§ Exercise task
Read the records below and copy each line that contains "Asia".

§ Data to process
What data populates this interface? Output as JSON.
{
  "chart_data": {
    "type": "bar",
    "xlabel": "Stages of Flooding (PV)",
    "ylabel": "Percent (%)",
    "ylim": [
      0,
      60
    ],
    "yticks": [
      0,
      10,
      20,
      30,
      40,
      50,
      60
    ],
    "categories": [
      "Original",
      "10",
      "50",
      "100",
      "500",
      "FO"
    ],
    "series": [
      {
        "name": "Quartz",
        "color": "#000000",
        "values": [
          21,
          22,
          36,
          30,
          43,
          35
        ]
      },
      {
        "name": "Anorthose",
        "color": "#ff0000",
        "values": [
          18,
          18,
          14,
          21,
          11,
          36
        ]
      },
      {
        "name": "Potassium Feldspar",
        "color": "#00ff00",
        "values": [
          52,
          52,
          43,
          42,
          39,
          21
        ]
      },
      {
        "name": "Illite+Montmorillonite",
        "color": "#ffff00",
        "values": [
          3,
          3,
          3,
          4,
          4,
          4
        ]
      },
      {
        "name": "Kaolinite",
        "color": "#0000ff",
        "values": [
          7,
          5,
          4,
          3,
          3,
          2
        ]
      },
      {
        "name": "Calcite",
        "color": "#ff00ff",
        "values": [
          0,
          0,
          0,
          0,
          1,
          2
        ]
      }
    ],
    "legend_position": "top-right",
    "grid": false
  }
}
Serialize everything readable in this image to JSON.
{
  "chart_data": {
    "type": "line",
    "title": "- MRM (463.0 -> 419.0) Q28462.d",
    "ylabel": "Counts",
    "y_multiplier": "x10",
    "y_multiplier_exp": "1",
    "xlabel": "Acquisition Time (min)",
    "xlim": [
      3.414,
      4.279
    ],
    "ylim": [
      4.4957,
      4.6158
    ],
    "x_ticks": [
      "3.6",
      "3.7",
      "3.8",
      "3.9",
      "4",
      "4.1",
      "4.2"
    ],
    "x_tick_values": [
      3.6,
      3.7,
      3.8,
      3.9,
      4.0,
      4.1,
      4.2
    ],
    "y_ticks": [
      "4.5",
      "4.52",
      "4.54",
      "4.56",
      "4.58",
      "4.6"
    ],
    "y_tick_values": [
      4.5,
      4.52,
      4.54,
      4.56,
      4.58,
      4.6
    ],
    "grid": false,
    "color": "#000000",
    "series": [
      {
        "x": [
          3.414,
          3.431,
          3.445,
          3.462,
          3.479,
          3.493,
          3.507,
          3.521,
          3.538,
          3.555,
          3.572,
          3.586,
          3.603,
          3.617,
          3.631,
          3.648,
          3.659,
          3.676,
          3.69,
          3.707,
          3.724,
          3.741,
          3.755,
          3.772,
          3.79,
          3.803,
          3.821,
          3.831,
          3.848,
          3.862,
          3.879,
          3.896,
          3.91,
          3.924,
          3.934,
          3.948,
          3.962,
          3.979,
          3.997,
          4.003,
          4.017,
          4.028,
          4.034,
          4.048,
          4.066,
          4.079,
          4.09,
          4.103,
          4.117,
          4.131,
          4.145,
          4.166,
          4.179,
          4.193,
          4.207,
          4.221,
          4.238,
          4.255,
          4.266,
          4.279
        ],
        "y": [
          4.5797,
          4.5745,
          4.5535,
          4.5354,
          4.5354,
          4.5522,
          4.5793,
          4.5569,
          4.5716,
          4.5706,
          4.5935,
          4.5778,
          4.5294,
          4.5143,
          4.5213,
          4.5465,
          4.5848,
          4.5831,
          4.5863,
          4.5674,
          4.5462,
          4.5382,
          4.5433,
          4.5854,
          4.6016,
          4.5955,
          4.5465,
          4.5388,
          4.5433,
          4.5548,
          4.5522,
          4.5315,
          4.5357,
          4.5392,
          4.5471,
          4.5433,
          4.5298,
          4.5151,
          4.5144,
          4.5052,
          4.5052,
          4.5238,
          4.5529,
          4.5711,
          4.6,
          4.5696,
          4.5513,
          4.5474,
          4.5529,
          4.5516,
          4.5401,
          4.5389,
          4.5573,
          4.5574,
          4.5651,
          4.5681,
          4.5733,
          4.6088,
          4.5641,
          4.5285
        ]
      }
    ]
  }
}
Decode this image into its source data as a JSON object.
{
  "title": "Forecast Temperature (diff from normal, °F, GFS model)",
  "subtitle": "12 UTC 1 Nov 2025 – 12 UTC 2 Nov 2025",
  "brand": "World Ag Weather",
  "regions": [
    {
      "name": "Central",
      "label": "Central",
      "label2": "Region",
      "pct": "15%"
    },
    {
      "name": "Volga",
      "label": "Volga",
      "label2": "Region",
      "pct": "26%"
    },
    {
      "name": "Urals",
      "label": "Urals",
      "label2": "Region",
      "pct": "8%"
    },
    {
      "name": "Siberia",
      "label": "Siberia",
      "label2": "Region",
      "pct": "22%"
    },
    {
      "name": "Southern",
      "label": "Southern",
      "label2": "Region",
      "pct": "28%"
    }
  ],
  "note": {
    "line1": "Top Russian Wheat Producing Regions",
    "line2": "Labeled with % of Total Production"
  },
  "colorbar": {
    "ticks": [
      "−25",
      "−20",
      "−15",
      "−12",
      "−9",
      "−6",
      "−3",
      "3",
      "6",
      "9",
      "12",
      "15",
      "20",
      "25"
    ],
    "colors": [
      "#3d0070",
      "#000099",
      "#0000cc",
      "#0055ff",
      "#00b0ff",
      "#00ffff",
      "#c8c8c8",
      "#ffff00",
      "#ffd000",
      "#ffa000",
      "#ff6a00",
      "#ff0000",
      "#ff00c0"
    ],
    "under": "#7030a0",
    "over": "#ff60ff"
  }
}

...

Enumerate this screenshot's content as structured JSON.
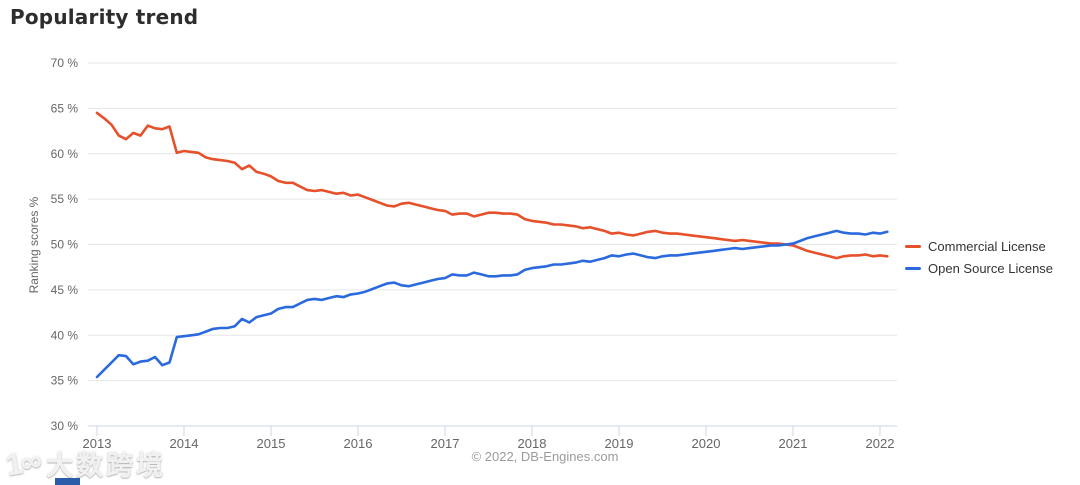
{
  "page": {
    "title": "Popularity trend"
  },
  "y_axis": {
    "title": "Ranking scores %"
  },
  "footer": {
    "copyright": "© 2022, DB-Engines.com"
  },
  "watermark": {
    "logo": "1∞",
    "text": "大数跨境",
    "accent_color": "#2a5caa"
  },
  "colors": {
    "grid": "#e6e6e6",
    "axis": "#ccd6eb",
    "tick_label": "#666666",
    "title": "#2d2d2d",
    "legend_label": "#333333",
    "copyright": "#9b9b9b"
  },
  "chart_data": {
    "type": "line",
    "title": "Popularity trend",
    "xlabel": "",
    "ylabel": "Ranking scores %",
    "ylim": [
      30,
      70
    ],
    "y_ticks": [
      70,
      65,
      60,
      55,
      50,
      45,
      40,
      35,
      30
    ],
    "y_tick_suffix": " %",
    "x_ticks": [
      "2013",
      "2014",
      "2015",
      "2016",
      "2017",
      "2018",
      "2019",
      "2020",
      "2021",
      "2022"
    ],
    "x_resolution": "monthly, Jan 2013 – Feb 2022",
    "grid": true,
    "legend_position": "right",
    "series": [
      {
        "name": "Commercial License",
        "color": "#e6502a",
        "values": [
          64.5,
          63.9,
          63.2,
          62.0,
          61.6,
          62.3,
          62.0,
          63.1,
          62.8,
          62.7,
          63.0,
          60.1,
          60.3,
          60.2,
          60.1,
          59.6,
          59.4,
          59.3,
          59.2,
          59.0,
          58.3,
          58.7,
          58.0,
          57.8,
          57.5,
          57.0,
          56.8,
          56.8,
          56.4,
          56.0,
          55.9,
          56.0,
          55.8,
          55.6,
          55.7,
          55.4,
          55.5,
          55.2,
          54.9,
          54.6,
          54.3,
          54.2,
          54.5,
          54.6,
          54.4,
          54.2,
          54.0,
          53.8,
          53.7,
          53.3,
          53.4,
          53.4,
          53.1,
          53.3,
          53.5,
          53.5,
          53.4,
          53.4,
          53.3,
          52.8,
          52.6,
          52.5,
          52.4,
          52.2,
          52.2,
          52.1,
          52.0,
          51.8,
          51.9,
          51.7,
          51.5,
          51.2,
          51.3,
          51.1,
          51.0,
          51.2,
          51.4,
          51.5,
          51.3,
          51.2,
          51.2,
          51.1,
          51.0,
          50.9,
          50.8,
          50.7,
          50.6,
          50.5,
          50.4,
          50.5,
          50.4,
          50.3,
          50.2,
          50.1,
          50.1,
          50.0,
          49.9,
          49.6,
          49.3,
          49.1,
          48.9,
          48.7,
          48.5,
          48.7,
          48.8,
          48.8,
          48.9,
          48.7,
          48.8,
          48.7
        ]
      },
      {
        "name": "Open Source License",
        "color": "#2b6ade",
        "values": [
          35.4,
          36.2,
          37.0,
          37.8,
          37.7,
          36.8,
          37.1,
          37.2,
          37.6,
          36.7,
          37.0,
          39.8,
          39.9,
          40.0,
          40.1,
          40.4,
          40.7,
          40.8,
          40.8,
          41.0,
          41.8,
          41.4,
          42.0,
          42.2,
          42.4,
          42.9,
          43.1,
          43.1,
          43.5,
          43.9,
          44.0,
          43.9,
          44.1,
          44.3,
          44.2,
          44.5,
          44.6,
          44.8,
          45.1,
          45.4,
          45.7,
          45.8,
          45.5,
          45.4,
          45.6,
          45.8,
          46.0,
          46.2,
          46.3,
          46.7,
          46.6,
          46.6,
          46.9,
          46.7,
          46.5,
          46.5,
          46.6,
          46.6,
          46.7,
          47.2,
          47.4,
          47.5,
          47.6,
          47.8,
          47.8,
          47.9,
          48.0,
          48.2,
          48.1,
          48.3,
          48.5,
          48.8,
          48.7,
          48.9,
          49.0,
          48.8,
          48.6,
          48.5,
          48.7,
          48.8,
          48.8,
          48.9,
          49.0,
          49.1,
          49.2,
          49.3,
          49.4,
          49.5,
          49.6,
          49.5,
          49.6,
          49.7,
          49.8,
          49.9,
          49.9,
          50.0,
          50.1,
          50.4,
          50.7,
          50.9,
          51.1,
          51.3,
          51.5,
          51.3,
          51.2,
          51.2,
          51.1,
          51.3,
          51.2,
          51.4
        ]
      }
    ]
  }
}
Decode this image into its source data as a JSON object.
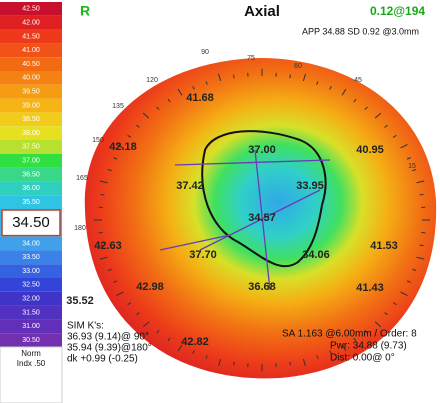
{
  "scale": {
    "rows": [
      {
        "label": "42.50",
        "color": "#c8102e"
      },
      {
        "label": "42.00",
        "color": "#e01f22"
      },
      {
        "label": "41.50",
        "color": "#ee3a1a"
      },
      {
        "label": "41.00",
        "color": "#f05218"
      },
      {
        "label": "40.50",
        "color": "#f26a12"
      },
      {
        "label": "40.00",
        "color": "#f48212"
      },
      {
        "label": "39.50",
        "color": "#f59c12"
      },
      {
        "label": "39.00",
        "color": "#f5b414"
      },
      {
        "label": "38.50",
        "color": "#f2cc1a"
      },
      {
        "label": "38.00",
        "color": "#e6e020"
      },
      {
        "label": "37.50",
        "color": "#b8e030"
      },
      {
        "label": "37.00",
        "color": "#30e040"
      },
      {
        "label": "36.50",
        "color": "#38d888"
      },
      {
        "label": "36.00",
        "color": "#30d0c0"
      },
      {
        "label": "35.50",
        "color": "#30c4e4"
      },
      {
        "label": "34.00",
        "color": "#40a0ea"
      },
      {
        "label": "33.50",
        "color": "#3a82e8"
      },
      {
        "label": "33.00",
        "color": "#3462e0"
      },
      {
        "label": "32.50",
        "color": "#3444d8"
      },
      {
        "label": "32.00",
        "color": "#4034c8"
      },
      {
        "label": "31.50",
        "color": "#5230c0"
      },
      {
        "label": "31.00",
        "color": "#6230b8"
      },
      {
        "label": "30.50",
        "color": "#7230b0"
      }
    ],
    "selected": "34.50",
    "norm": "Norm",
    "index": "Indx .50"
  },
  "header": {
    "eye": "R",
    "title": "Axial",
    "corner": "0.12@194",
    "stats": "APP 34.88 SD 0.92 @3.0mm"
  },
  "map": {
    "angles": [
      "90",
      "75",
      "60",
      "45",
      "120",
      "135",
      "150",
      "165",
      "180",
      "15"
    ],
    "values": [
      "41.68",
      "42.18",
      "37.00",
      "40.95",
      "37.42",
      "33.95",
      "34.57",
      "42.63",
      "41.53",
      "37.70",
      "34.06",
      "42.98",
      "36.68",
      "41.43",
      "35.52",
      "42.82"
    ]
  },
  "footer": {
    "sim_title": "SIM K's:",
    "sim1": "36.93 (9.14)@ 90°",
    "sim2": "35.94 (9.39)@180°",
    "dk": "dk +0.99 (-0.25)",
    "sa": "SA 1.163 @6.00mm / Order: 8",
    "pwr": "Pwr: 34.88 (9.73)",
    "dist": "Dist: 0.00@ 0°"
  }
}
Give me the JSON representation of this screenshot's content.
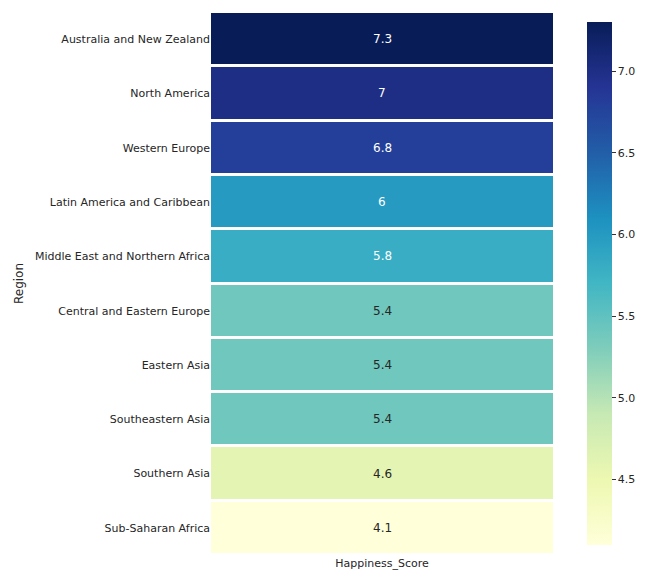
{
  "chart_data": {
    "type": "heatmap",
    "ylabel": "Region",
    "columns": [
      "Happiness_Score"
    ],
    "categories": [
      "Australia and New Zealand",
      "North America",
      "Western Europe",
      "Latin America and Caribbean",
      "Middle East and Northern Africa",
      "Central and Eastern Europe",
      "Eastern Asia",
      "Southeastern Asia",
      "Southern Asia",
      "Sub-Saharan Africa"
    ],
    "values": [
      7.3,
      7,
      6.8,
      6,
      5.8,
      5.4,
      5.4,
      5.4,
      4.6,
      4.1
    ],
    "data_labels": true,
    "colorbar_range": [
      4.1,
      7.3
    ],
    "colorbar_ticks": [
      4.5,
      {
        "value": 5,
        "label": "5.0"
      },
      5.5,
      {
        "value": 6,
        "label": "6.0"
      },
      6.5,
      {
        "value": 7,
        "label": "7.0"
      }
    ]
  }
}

§ Answer below
      "Eastern Asia",
      "Southeastern Asia",
      "Southern Asia",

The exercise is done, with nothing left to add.